Written problem: Your task is to repeat the entries exactly. Leave the pictures out.
++++ Given records
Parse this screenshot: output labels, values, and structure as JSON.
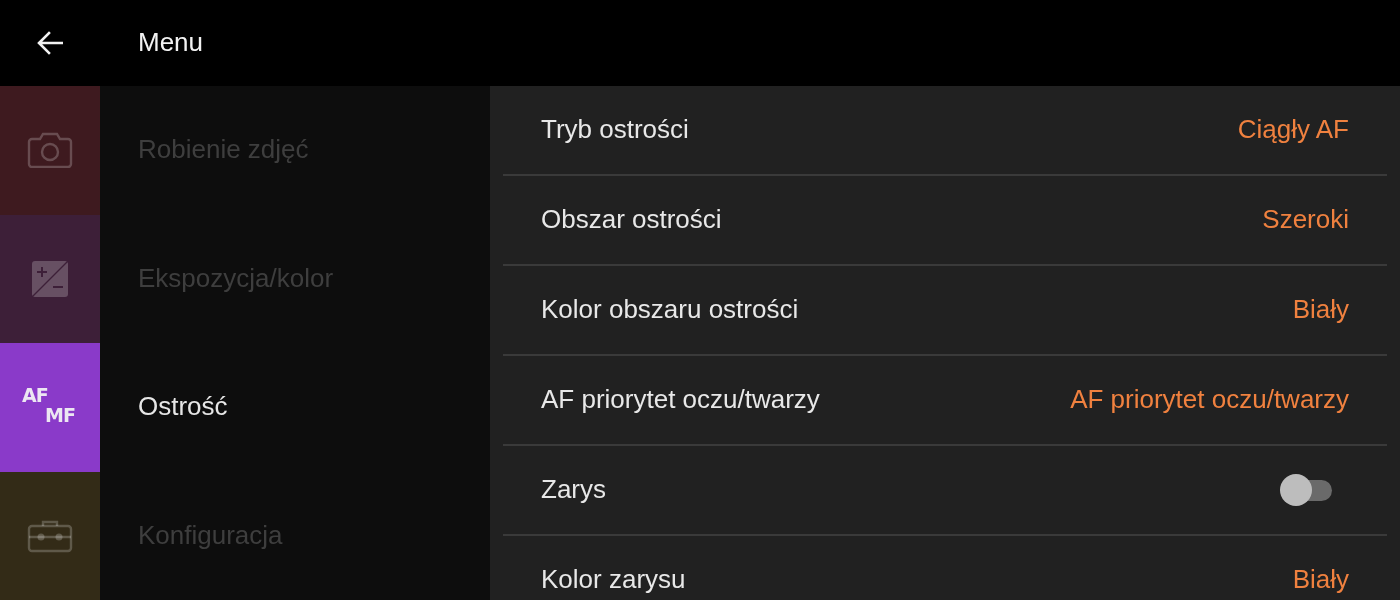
{
  "header": {
    "title": "Menu"
  },
  "categories": [
    {
      "kind": "camera",
      "label": "Robienie zdjęć",
      "color": "#3e1a1f",
      "selected": false
    },
    {
      "kind": "exposure",
      "label": "Ekspozycja/kolor",
      "color": "#3d1f38",
      "selected": false
    },
    {
      "kind": "focus",
      "label": "Ostrość",
      "color": "#8a3ac9",
      "selected": true,
      "icon_text": [
        "AF",
        "MF"
      ]
    },
    {
      "kind": "setup",
      "label": "Konfiguracja",
      "color": "#332b17",
      "selected": false
    }
  ],
  "settings": [
    {
      "kind": "value",
      "label": "Tryb ostrości",
      "value": "Ciągły AF"
    },
    {
      "kind": "value",
      "label": "Obszar ostrości",
      "value": "Szeroki"
    },
    {
      "kind": "value",
      "label": "Kolor obszaru ostrości",
      "value": "Biały"
    },
    {
      "kind": "value",
      "label": "AF priorytet oczu/twarzy",
      "value": "AF priorytet oczu/twarzy"
    },
    {
      "kind": "toggle",
      "label": "Zarys",
      "on": false
    },
    {
      "kind": "value",
      "label": "Kolor zarysu",
      "value": "Biały"
    }
  ]
}
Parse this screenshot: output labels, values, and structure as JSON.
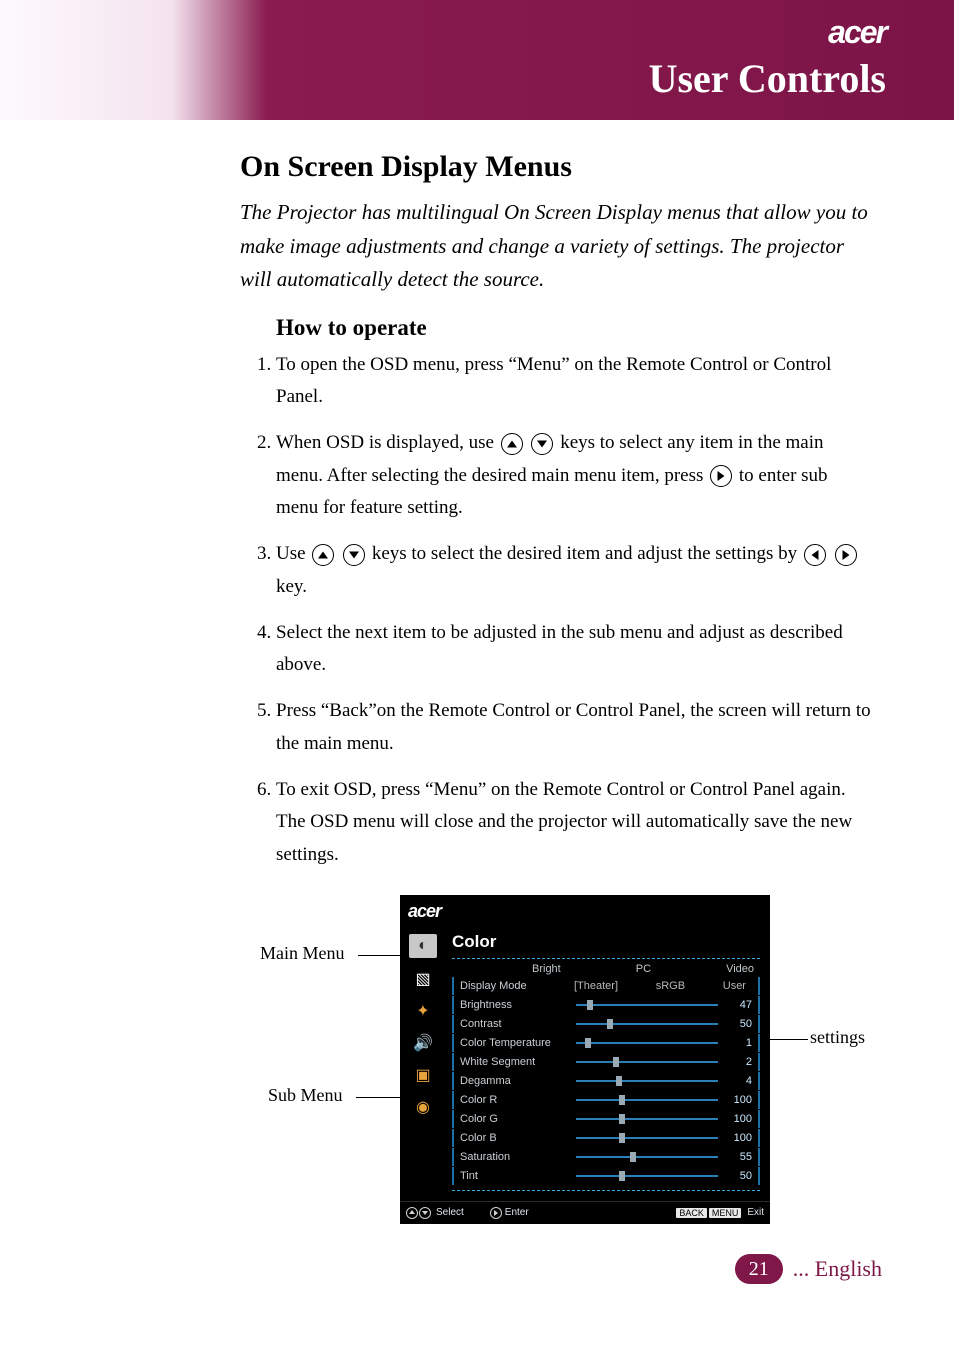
{
  "brand": "acer",
  "header_title": "User Controls",
  "section_title": "On Screen Display Menus",
  "intro": "The Projector has multilingual On Screen Display menus that allow you to make image adjustments and change a variety of settings. The projector will automatically detect the source.",
  "howto_title": "How to operate",
  "steps": {
    "s1": "To open the OSD menu, press “Menu” on the Remote Control or Control Panel.",
    "s2a": "When OSD is displayed, use ",
    "s2b": " keys to select any item in the main menu. After selecting the desired main menu item, press ",
    "s2c": " to enter sub menu for feature setting.",
    "s3a": "Use ",
    "s3b": " keys to select the desired item and adjust the settings by ",
    "s3c": " key.",
    "s4": "Select the next item to be adjusted in the sub menu and adjust as described above.",
    "s5": "Press “Back”on the Remote Control or Control Panel, the screen will return to the main menu.",
    "s6": "To exit OSD, press “Menu” on the Remote Control or Control Panel again. The OSD menu will close and the projector will automatically save the new settings."
  },
  "osd": {
    "logo": "acer",
    "title": "Color",
    "modes1": [
      "Bright",
      "PC",
      "Video"
    ],
    "modes2": [
      "[Theater]",
      "sRGB",
      "User"
    ],
    "rows": [
      {
        "label": "Display Mode",
        "type": "modes"
      },
      {
        "label": "Brightness",
        "val": "47",
        "pos": 8
      },
      {
        "label": "Contrast",
        "val": "50",
        "pos": 22
      },
      {
        "label": "Color Temperature",
        "val": "1",
        "pos": 6
      },
      {
        "label": "White Segment",
        "val": "2",
        "pos": 26
      },
      {
        "label": "Degamma",
        "val": "4",
        "pos": 28
      },
      {
        "label": "Color R",
        "val": "100",
        "pos": 30
      },
      {
        "label": "Color G",
        "val": "100",
        "pos": 30
      },
      {
        "label": "Color B",
        "val": "100",
        "pos": 30
      },
      {
        "label": "Saturation",
        "val": "55",
        "pos": 38
      },
      {
        "label": "Tint",
        "val": "50",
        "pos": 30
      }
    ],
    "bottom": {
      "select": "Select",
      "enter": "Enter",
      "back": "BACK",
      "menu": "MENU",
      "exit": "Exit"
    }
  },
  "callouts": {
    "main": "Main Menu",
    "sub": "Sub Menu",
    "settings": "settings"
  },
  "page_number": "21",
  "language_label": "... English"
}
++++++++
Exercise output:
Parse this screenshot: output labels, values, and structure as JSON.
{
  "header": {
    "title": "Menu"
  },
  "categories": [
    {
      "kind": "camera",
      "label": "Robienie zdjęć",
      "color": "#3e1a1f",
      "selected": false
    },
    {
      "kind": "exposure",
      "label": "Ekspozycja/kolor",
      "color": "#3d1f38",
      "selected": false
    },
    {
      "kind": "focus",
      "label": "Ostrość",
      "color": "#8a3ac9",
      "selected": true,
      "icon_text": [
        "AF",
        "MF"
      ]
    },
    {
      "kind": "setup",
      "label": "Konfiguracja",
      "color": "#332b17",
      "selected": false
    }
  ],
  "settings": [
    {
      "kind": "value",
      "label": "Tryb ostrości",
      "value": "Ciągły AF"
    },
    {
      "kind": "value",
      "label": "Obszar ostrości",
      "value": "Szeroki"
    },
    {
      "kind": "value",
      "label": "Kolor obszaru ostrości",
      "value": "Biały"
    },
    {
      "kind": "value",
      "label": "AF priorytet oczu/twarzy",
      "value": "AF priorytet oczu/twarzy"
    },
    {
      "kind": "toggle",
      "label": "Zarys",
      "on": false
    },
    {
      "kind": "value",
      "label": "Kolor zarysu",
      "value": "Biały"
    }
  ]
}
Parse this screenshot: output labels, values, and structure as JSON.
{
  "brand": "acer",
  "header_title": "User Controls",
  "section_title": "On Screen Display Menus",
  "intro": "The Projector has multilingual On Screen Display menus that allow you to make image adjustments and change a variety of settings. The projector will automatically detect the source.",
  "howto_title": "How to operate",
  "steps": {
    "s1": "To open the OSD menu, press “Menu” on the Remote Control or Control Panel.",
    "s2a": "When OSD is displayed, use ",
    "s2b": " keys to select any item in the main menu. After selecting the desired main menu item, press ",
    "s2c": " to enter sub menu for feature setting.",
    "s3a": "Use ",
    "s3b": " keys to select the desired item and adjust the settings by ",
    "s3c": " key.",
    "s4": "Select the next item to be adjusted in the sub menu and adjust as described above.",
    "s5": "Press “Back”on the Remote Control or Control Panel, the screen will return to the main menu.",
    "s6": "To exit OSD, press “Menu” on the Remote Control or Control Panel again. The OSD menu will close and the projector will automatically save the new settings."
  },
  "osd": {
    "logo": "acer",
    "title": "Color",
    "modes1": [
      "Bright",
      "PC",
      "Video"
    ],
    "modes2": [
      "[Theater]",
      "sRGB",
      "User"
    ],
    "rows": [
      {
        "label": "Display Mode",
        "type": "modes"
      },
      {
        "label": "Brightness",
        "val": "47",
        "pos": 8
      },
      {
        "label": "Contrast",
        "val": "50",
        "pos": 22
      },
      {
        "label": "Color Temperature",
        "val": "1",
        "pos": 6
      },
      {
        "label": "White Segment",
        "val": "2",
        "pos": 26
      },
      {
        "label": "Degamma",
        "val": "4",
        "pos": 28
      },
      {
        "label": "Color R",
        "val": "100",
        "pos": 30
      },
      {
        "label": "Color G",
        "val": "100",
        "pos": 30
      },
      {
        "label": "Color B",
        "val": "100",
        "pos": 30
      },
      {
        "label": "Saturation",
        "val": "55",
        "pos": 38
      },
      {
        "label": "Tint",
        "val": "50",
        "pos": 30
      }
    ],
    "bottom": {
      "select": "Select",
      "enter": "Enter",
      "back": "BACK",
      "menu": "MENU",
      "exit": "Exit"
    }
  },
  "callouts": {
    "main": "Main Menu",
    "sub": "Sub Menu",
    "settings": "settings"
  },
  "page_number": "21",
  "language_label": "... English"
}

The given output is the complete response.